Your task: Quote the entries in full, character for character, without their images.

Data excerpts:
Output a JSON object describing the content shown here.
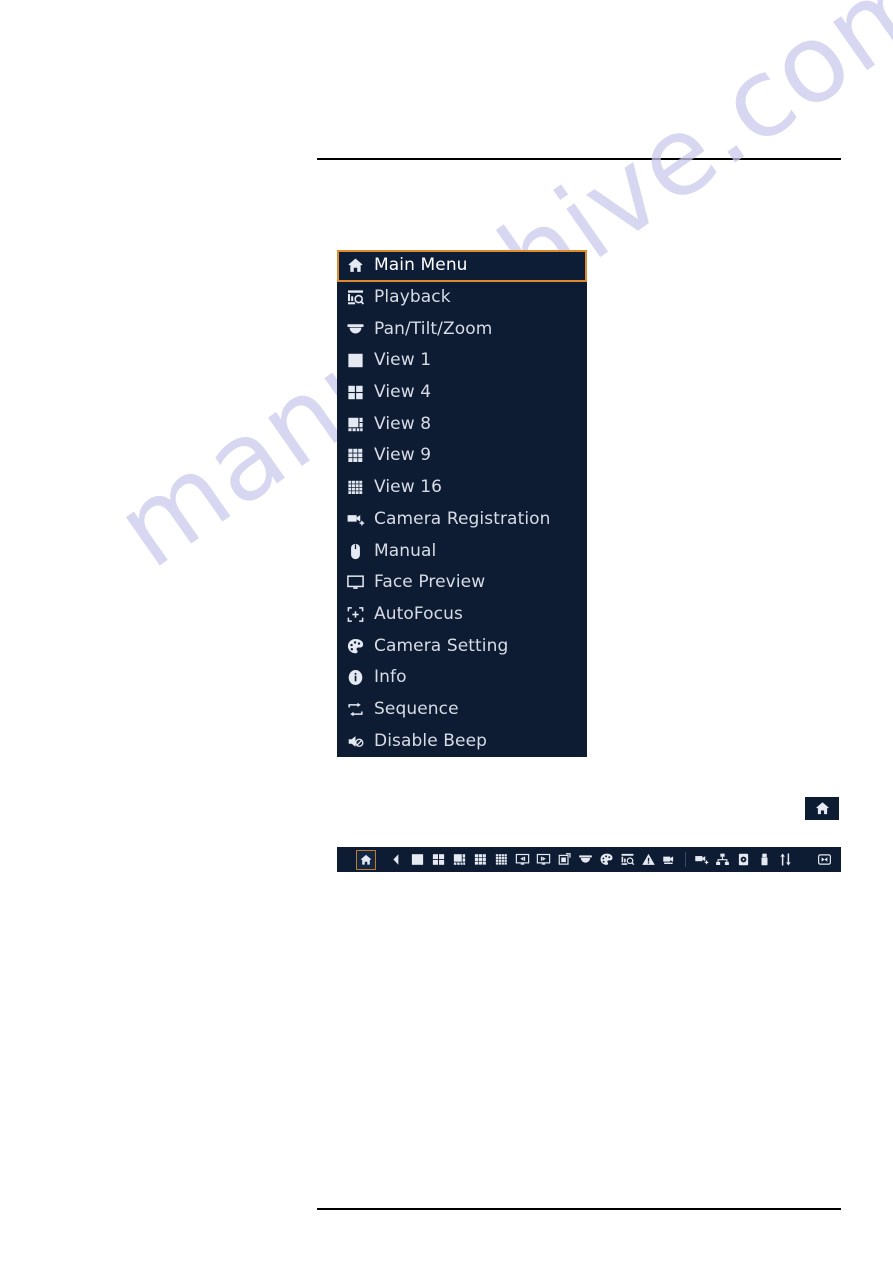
{
  "page": {
    "background_color": "#ffffff",
    "rule_color": "#000000",
    "watermark": "manualshive.com",
    "watermark_color": "#c9c9ee"
  },
  "context_menu": {
    "background_color": "#0d1b33",
    "selected_border_color": "#e08a2e",
    "text_color": "#d7dce6",
    "items": [
      {
        "label": "Main Menu",
        "icon": "home-icon",
        "selected": true
      },
      {
        "label": "Playback",
        "icon": "playback-search-icon",
        "selected": false
      },
      {
        "label": "Pan/Tilt/Zoom",
        "icon": "dome-camera-icon",
        "selected": false
      },
      {
        "label": "View 1",
        "icon": "view-1-grid-icon",
        "selected": false
      },
      {
        "label": "View 4",
        "icon": "view-4-grid-icon",
        "selected": false
      },
      {
        "label": "View 8",
        "icon": "view-8-grid-icon",
        "selected": false
      },
      {
        "label": "View 9",
        "icon": "view-9-grid-icon",
        "selected": false
      },
      {
        "label": "View 16",
        "icon": "view-16-grid-icon",
        "selected": false
      },
      {
        "label": "Camera Registration",
        "icon": "camera-registration-icon",
        "selected": false
      },
      {
        "label": "Manual",
        "icon": "mouse-icon",
        "selected": false
      },
      {
        "label": "Face Preview",
        "icon": "monitor-icon",
        "selected": false
      },
      {
        "label": "AutoFocus",
        "icon": "autofocus-icon",
        "selected": false
      },
      {
        "label": "Camera Setting",
        "icon": "color-palette-icon",
        "selected": false
      },
      {
        "label": "Info",
        "icon": "info-icon",
        "selected": false
      },
      {
        "label": "Sequence",
        "icon": "sequence-icon",
        "selected": false
      },
      {
        "label": "Disable Beep",
        "icon": "speaker-mute-icon",
        "selected": false
      }
    ]
  },
  "home_float_button": {
    "icon": "home-icon",
    "label": "Home"
  },
  "navbar": {
    "background_color": "#0d1b33",
    "selected_border_color": "#c07a2a",
    "left_buttons": [
      {
        "icon": "home-icon",
        "label": "Main Menu",
        "selected": true
      },
      {
        "icon": "previous-arrow-icon",
        "label": "Previous",
        "selected": false
      },
      {
        "icon": "view-1-grid-icon",
        "label": "View 1",
        "selected": false
      },
      {
        "icon": "view-4-grid-icon",
        "label": "View 4",
        "selected": false
      },
      {
        "icon": "view-8-grid-icon",
        "label": "View 8",
        "selected": false
      },
      {
        "icon": "view-9-grid-icon",
        "label": "View 9",
        "selected": false
      },
      {
        "icon": "view-16-grid-icon",
        "label": "View 16",
        "selected": false
      },
      {
        "icon": "screen-prev-icon",
        "label": "Previous Screen",
        "selected": false
      },
      {
        "icon": "screen-next-icon",
        "label": "Next Screen",
        "selected": false
      },
      {
        "icon": "tour-icon",
        "label": "Tour",
        "selected": false
      }
    ],
    "right_buttons": [
      {
        "icon": "dome-camera-icon",
        "label": "PTZ"
      },
      {
        "icon": "color-palette-icon",
        "label": "Camera Setting"
      },
      {
        "icon": "playback-search-icon",
        "label": "Search"
      },
      {
        "icon": "alarm-warning-icon",
        "label": "Alarm Status"
      },
      {
        "icon": "channel-info-icon",
        "label": "Channel Info"
      },
      {
        "icon": "camera-registration-icon",
        "label": "Camera Registration"
      },
      {
        "icon": "network-icon",
        "label": "Network"
      },
      {
        "icon": "hdd-icon",
        "label": "HDD Manager"
      },
      {
        "icon": "usb-icon",
        "label": "USB Manager"
      },
      {
        "icon": "updown-arrows-icon",
        "label": "Traffic"
      }
    ],
    "end_buttons": [
      {
        "icon": "close-boxed-icon",
        "label": "Exit"
      }
    ]
  }
}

Final result:
Output a JSON object describing the content shown here.
{
  "page": {
    "background_color": "#ffffff",
    "rule_color": "#000000",
    "watermark": "manualshive.com",
    "watermark_color": "#c9c9ee"
  },
  "context_menu": {
    "background_color": "#0d1b33",
    "selected_border_color": "#e08a2e",
    "text_color": "#d7dce6",
    "items": [
      {
        "label": "Main Menu",
        "icon": "home-icon",
        "selected": true
      },
      {
        "label": "Playback",
        "icon": "playback-search-icon",
        "selected": false
      },
      {
        "label": "Pan/Tilt/Zoom",
        "icon": "dome-camera-icon",
        "selected": false
      },
      {
        "label": "View 1",
        "icon": "view-1-grid-icon",
        "selected": false
      },
      {
        "label": "View 4",
        "icon": "view-4-grid-icon",
        "selected": false
      },
      {
        "label": "View 8",
        "icon": "view-8-grid-icon",
        "selected": false
      },
      {
        "label": "View 9",
        "icon": "view-9-grid-icon",
        "selected": false
      },
      {
        "label": "View 16",
        "icon": "view-16-grid-icon",
        "selected": false
      },
      {
        "label": "Camera Registration",
        "icon": "camera-registration-icon",
        "selected": false
      },
      {
        "label": "Manual",
        "icon": "mouse-icon",
        "selected": false
      },
      {
        "label": "Face Preview",
        "icon": "monitor-icon",
        "selected": false
      },
      {
        "label": "AutoFocus",
        "icon": "autofocus-icon",
        "selected": false
      },
      {
        "label": "Camera Setting",
        "icon": "color-palette-icon",
        "selected": false
      },
      {
        "label": "Info",
        "icon": "info-icon",
        "selected": false
      },
      {
        "label": "Sequence",
        "icon": "sequence-icon",
        "selected": false
      },
      {
        "label": "Disable Beep",
        "icon": "speaker-mute-icon",
        "selected": false
      }
    ]
  },
  "home_float_button": {
    "icon": "home-icon",
    "label": "Home"
  },
  "navbar": {
    "background_color": "#0d1b33",
    "selected_border_color": "#c07a2a",
    "left_buttons": [
      {
        "icon": "home-icon",
        "label": "Main Menu",
        "selected": true
      },
      {
        "icon": "previous-arrow-icon",
        "label": "Previous",
        "selected": false
      },
      {
        "icon": "view-1-grid-icon",
        "label": "View 1",
        "selected": false
      },
      {
        "icon": "view-4-grid-icon",
        "label": "View 4",
        "selected": false
      },
      {
        "icon": "view-8-grid-icon",
        "label": "View 8",
        "selected": false
      },
      {
        "icon": "view-9-grid-icon",
        "label": "View 9",
        "selected": false
      },
      {
        "icon": "view-16-grid-icon",
        "label": "View 16",
        "selected": false
      },
      {
        "icon": "screen-prev-icon",
        "label": "Previous Screen",
        "selected": false
      },
      {
        "icon": "screen-next-icon",
        "label": "Next Screen",
        "selected": false
      },
      {
        "icon": "tour-icon",
        "label": "Tour",
        "selected": false
      }
    ],
    "right_buttons": [
      {
        "icon": "dome-camera-icon",
        "label": "PTZ"
      },
      {
        "icon": "color-palette-icon",
        "label": "Camera Setting"
      },
      {
        "icon": "playback-search-icon",
        "label": "Search"
      },
      {
        "icon": "alarm-warning-icon",
        "label": "Alarm Status"
      },
      {
        "icon": "channel-info-icon",
        "label": "Channel Info"
      },
      {
        "icon": "camera-registration-icon",
        "label": "Camera Registration"
      },
      {
        "icon": "network-icon",
        "label": "Network"
      },
      {
        "icon": "hdd-icon",
        "label": "HDD Manager"
      },
      {
        "icon": "usb-icon",
        "label": "USB Manager"
      },
      {
        "icon": "updown-arrows-icon",
        "label": "Traffic"
      }
    ],
    "end_buttons": [
      {
        "icon": "close-boxed-icon",
        "label": "Exit"
      }
    ]
  }
}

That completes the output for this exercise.